WHAT YOU WILL DO » Copy all the material below, exactly as it stands.

— begin —

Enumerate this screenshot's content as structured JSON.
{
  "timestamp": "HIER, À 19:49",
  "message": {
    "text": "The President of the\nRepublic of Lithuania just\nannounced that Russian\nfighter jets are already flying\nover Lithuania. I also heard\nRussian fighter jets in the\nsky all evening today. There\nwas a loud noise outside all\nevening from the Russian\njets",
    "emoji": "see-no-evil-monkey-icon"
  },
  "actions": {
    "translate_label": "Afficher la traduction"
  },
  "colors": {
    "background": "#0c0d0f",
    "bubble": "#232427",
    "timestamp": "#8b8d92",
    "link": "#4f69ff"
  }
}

— end —

OUTPUT OF THE TASK »
Enumerate this screenshot's content as structured JSON.
{
  "timestamp": "HIER, À 19:49",
  "message": {
    "text": "The President of the\nRepublic of Lithuania just\nannounced that Russian\nfighter jets are already flying\nover Lithuania. I also heard\nRussian fighter jets in the\nsky all evening today. There\nwas a loud noise outside all\nevening from the Russian\njets",
    "emoji": "see-no-evil-monkey-icon"
  },
  "actions": {
    "translate_label": "Afficher la traduction"
  },
  "colors": {
    "background": "#0c0d0f",
    "bubble": "#232427",
    "timestamp": "#8b8d92",
    "link": "#4f69ff"
  }
}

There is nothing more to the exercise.